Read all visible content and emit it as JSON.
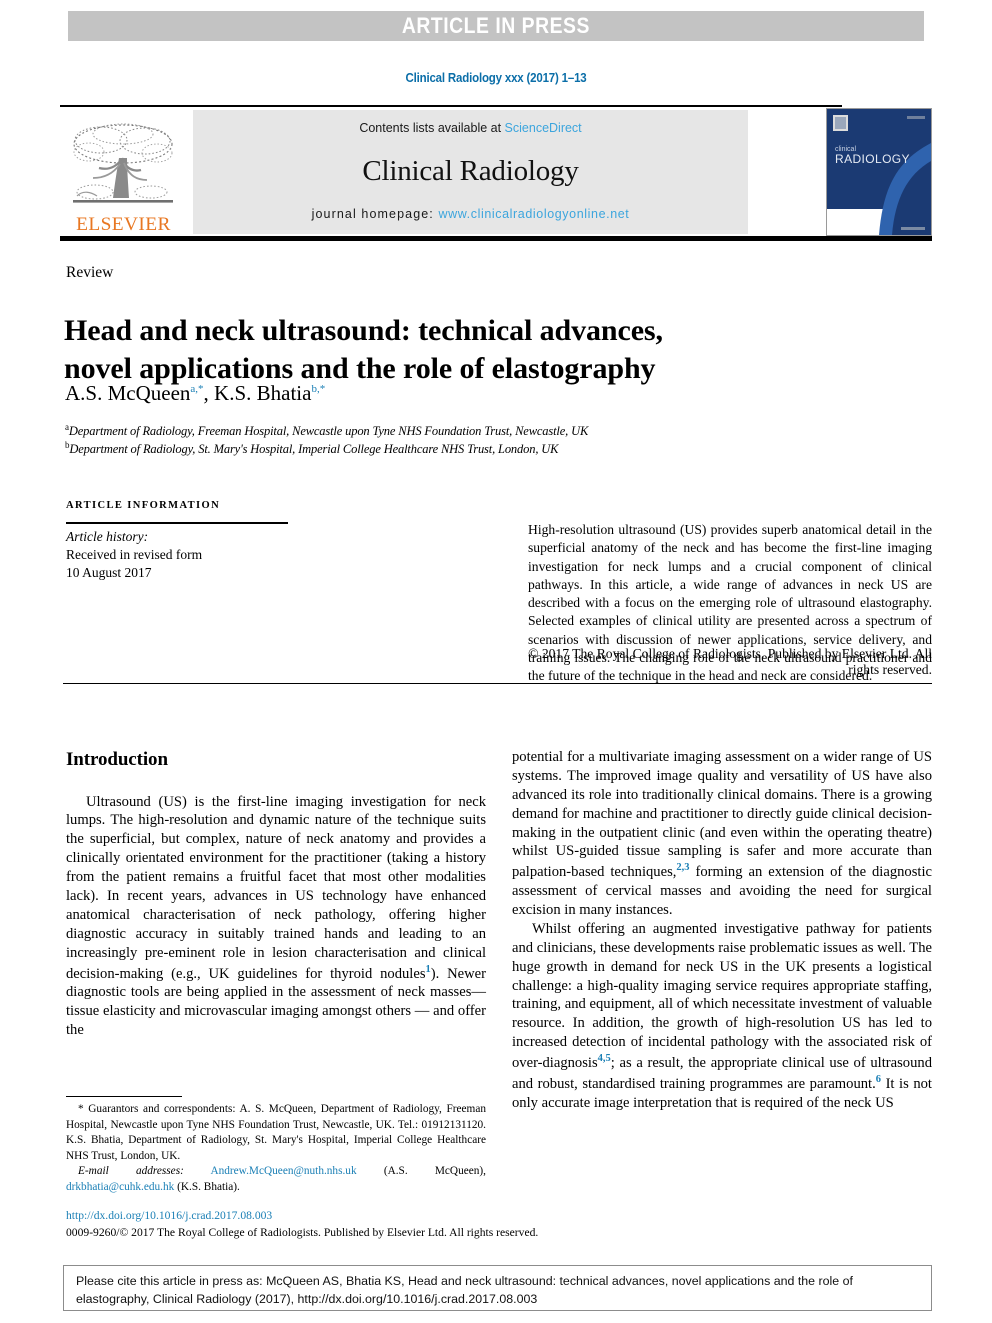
{
  "banner": {
    "text": "ARTICLE IN PRESS"
  },
  "running_head": {
    "text": "Clinical Radiology xxx (2017) 1–13",
    "color": "#0b6ea8"
  },
  "masthead": {
    "publisher": "ELSEVIER",
    "publisher_color": "#e87722",
    "contents_prefix": "Contents lists available at ",
    "contents_link": "ScienceDirect",
    "journal_name": "Clinical Radiology",
    "homepage_prefix": "journal homepage: ",
    "homepage_url": "www.clinicalradiologyonline.net",
    "link_color": "#3ca5dd",
    "cover_title_small": "clinical",
    "cover_title_large": "RADIOLOGY"
  },
  "article": {
    "type": "Review",
    "title": "Head and neck ultrasound: technical advances, novel applications and the role of elastography",
    "title_line1": "Head and neck ultrasound: technical advances,",
    "title_line2": "novel applications and the role of elastography",
    "authors_text": "A.S. McQueen",
    "author1": "A.S. McQueen",
    "author1_sup": "a,",
    "author2": "K.S. Bhatia",
    "author2_sup": "b,",
    "affiliation_a_marker": "a",
    "affiliation_a": "Department of Radiology, Freeman Hospital, Newcastle upon Tyne NHS Foundation Trust, Newcastle, UK",
    "affiliation_b_marker": "b",
    "affiliation_b": "Department of Radiology, St. Mary's Hospital, Imperial College Healthcare NHS Trust, London, UK"
  },
  "article_info": {
    "heading": "ARTICLE INFORMATION",
    "history_label": "Article history:",
    "history_line1": "Received in revised form",
    "history_line2": "10 August 2017"
  },
  "abstract": {
    "body": "High-resolution ultrasound (US) provides superb anatomical detail in the superficial anatomy of the neck and has become the first-line imaging investigation for neck lumps and a crucial component of clinical pathways. In this article, a wide range of advances in neck US are described with a focus on the emerging role of ultrasound elastography. Selected examples of clinical utility are presented across a spectrum of scenarios with discussion of newer applications, service delivery, and training issues. The changing role of the neck ultrasound practitioner and the future of the technique in the head and neck are considered.",
    "copyright": "© 2017 The Royal College of Radiologists. Published by Elsevier Ltd. All rights reserved."
  },
  "body": {
    "section_heading": "Introduction",
    "left_para_1a": "Ultrasound (US) is the first-line imaging investigation for neck lumps. The high-resolution and dynamic nature of the technique suits the superficial, but complex, nature of neck anatomy and provides a clinically orientated environment for the practitioner (taking a history from the patient remains a fruitful facet that most other modalities lack). In recent years, advances in US technology have enhanced anatomical characterisation of neck pathology, offering higher diagnostic accuracy in suitably trained hands and leading to an increasingly pre-eminent role in lesion characterisation and clinical decision-making (e.g., UK guidelines for thyroid nodules",
    "ref_1": "1",
    "left_para_1b": "). Newer diagnostic tools are being applied in the assessment of neck masses— tissue elasticity and microvascular imaging amongst others — and offer the",
    "right_para_1a": "potential for a multivariate imaging assessment on a wider range of US systems. The improved image quality and versatility of US have also advanced its role into traditionally clinical domains. There is a growing demand for machine and practitioner to directly guide clinical decision-making in the outpatient clinic (and even within the operating theatre) whilst US-guided tissue sampling is safer and more accurate than palpation-based techniques,",
    "ref_23": "2,3",
    "right_para_1b": " forming an extension of the diagnostic assessment of cervical masses and avoiding the need for surgical excision in many instances.",
    "right_para_2a": "Whilst offering an augmented investigative pathway for patients and clinicians, these developments raise problematic issues as well. The huge growth in demand for neck US in the UK presents a logistical challenge: a high-quality imaging service requires appropriate staffing, training, and equipment, all of which necessitate investment of valuable resource. In addition, the growth of high-resolution US has led to increased detection of incidental pathology with the associated risk of over-diagnosis",
    "ref_45": "4,5",
    "right_para_2b": "; as a result, the appropriate clinical use of ultrasound and robust, standardised training programmes are paramount.",
    "ref_6": "6",
    "right_para_2c": " It is not only accurate image interpretation that is required of the neck US"
  },
  "footnote": {
    "star": "*",
    "correspondence": " Guarantors and correspondents: A. S. McQueen, Department of Radiology, Freeman Hospital, Newcastle upon Tyne NHS Foundation Trust, Newcastle, UK. Tel.: 01912131120. K.S. Bhatia, Department of Radiology, St. Mary's Hospital, Imperial College Healthcare NHS Trust, London, UK.",
    "email_label": "E-mail addresses:",
    "email_1": "Andrew.McQueen@nuth.nhs.uk",
    "email_1_owner": " (A.S. McQueen), ",
    "email_2": "drkbhatia@cuhk.edu.hk",
    "email_2_owner": " (K.S. Bhatia)."
  },
  "footer": {
    "doi": "http://dx.doi.org/10.1016/j.crad.2017.08.003",
    "copyright": "0009-9260/© 2017 The Royal College of Radiologists. Published by Elsevier Ltd. All rights reserved.",
    "cite_notice": "Please cite this article in press as: McQueen AS, Bhatia KS, Head and neck ultrasound: technical advances, novel applications and the role of elastography, Clinical Radiology (2017), http://dx.doi.org/10.1016/j.crad.2017.08.003"
  }
}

=-=-=-=-=

All of the data above needs to be retyped exactly, with the pictures removed.

:: EXPECTED ANSWER ::
Read all visible content and emit it as JSON.
{
  "banner": {
    "text": "ARTICLE IN PRESS"
  },
  "running_head": {
    "text": "Clinical Radiology xxx (2017) 1–13",
    "color": "#0b6ea8"
  },
  "masthead": {
    "publisher": "ELSEVIER",
    "publisher_color": "#e87722",
    "contents_prefix": "Contents lists available at ",
    "contents_link": "ScienceDirect",
    "journal_name": "Clinical Radiology",
    "homepage_prefix": "journal homepage: ",
    "homepage_url": "www.clinicalradiologyonline.net",
    "link_color": "#3ca5dd",
    "cover_title_small": "clinical",
    "cover_title_large": "RADIOLOGY"
  },
  "article": {
    "type": "Review",
    "title": "Head and neck ultrasound: technical advances, novel applications and the role of elastography",
    "title_line1": "Head and neck ultrasound: technical advances,",
    "title_line2": "novel applications and the role of elastography",
    "authors_text": "A.S. McQueen",
    "author1": "A.S. McQueen",
    "author1_sup": "a,",
    "author2": "K.S. Bhatia",
    "author2_sup": "b,",
    "affiliation_a_marker": "a",
    "affiliation_a": "Department of Radiology, Freeman Hospital, Newcastle upon Tyne NHS Foundation Trust, Newcastle, UK",
    "affiliation_b_marker": "b",
    "affiliation_b": "Department of Radiology, St. Mary's Hospital, Imperial College Healthcare NHS Trust, London, UK"
  },
  "article_info": {
    "heading": "ARTICLE INFORMATION",
    "history_label": "Article history:",
    "history_line1": "Received in revised form",
    "history_line2": "10 August 2017"
  },
  "abstract": {
    "body": "High-resolution ultrasound (US) provides superb anatomical detail in the superficial anatomy of the neck and has become the first-line imaging investigation for neck lumps and a crucial component of clinical pathways. In this article, a wide range of advances in neck US are described with a focus on the emerging role of ultrasound elastography. Selected examples of clinical utility are presented across a spectrum of scenarios with discussion of newer applications, service delivery, and training issues. The changing role of the neck ultrasound practitioner and the future of the technique in the head and neck are considered.",
    "copyright": "© 2017 The Royal College of Radiologists. Published by Elsevier Ltd. All rights reserved."
  },
  "body": {
    "section_heading": "Introduction",
    "left_para_1a": "Ultrasound (US) is the first-line imaging investigation for neck lumps. The high-resolution and dynamic nature of the technique suits the superficial, but complex, nature of neck anatomy and provides a clinically orientated environment for the practitioner (taking a history from the patient remains a fruitful facet that most other modalities lack). In recent years, advances in US technology have enhanced anatomical characterisation of neck pathology, offering higher diagnostic accuracy in suitably trained hands and leading to an increasingly pre-eminent role in lesion characterisation and clinical decision-making (e.g., UK guidelines for thyroid nodules",
    "ref_1": "1",
    "left_para_1b": "). Newer diagnostic tools are being applied in the assessment of neck masses— tissue elasticity and microvascular imaging amongst others — and offer the",
    "right_para_1a": "potential for a multivariate imaging assessment on a wider range of US systems. The improved image quality and versatility of US have also advanced its role into traditionally clinical domains. There is a growing demand for machine and practitioner to directly guide clinical decision-making in the outpatient clinic (and even within the operating theatre) whilst US-guided tissue sampling is safer and more accurate than palpation-based techniques,",
    "ref_23": "2,3",
    "right_para_1b": " forming an extension of the diagnostic assessment of cervical masses and avoiding the need for surgical excision in many instances.",
    "right_para_2a": "Whilst offering an augmented investigative pathway for patients and clinicians, these developments raise problematic issues as well. The huge growth in demand for neck US in the UK presents a logistical challenge: a high-quality imaging service requires appropriate staffing, training, and equipment, all of which necessitate investment of valuable resource. In addition, the growth of high-resolution US has led to increased detection of incidental pathology with the associated risk of over-diagnosis",
    "ref_45": "4,5",
    "right_para_2b": "; as a result, the appropriate clinical use of ultrasound and robust, standardised training programmes are paramount.",
    "ref_6": "6",
    "right_para_2c": " It is not only accurate image interpretation that is required of the neck US"
  },
  "footnote": {
    "star": "*",
    "correspondence": " Guarantors and correspondents: A. S. McQueen, Department of Radiology, Freeman Hospital, Newcastle upon Tyne NHS Foundation Trust, Newcastle, UK. Tel.: 01912131120. K.S. Bhatia, Department of Radiology, St. Mary's Hospital, Imperial College Healthcare NHS Trust, London, UK.",
    "email_label": "E-mail addresses:",
    "email_1": "Andrew.McQueen@nuth.nhs.uk",
    "email_1_owner": " (A.S. McQueen), ",
    "email_2": "drkbhatia@cuhk.edu.hk",
    "email_2_owner": " (K.S. Bhatia)."
  },
  "footer": {
    "doi": "http://dx.doi.org/10.1016/j.crad.2017.08.003",
    "copyright": "0009-9260/© 2017 The Royal College of Radiologists. Published by Elsevier Ltd. All rights reserved.",
    "cite_notice": "Please cite this article in press as: McQueen AS, Bhatia KS, Head and neck ultrasound: technical advances, novel applications and the role of elastography, Clinical Radiology (2017), http://dx.doi.org/10.1016/j.crad.2017.08.003"
  }
}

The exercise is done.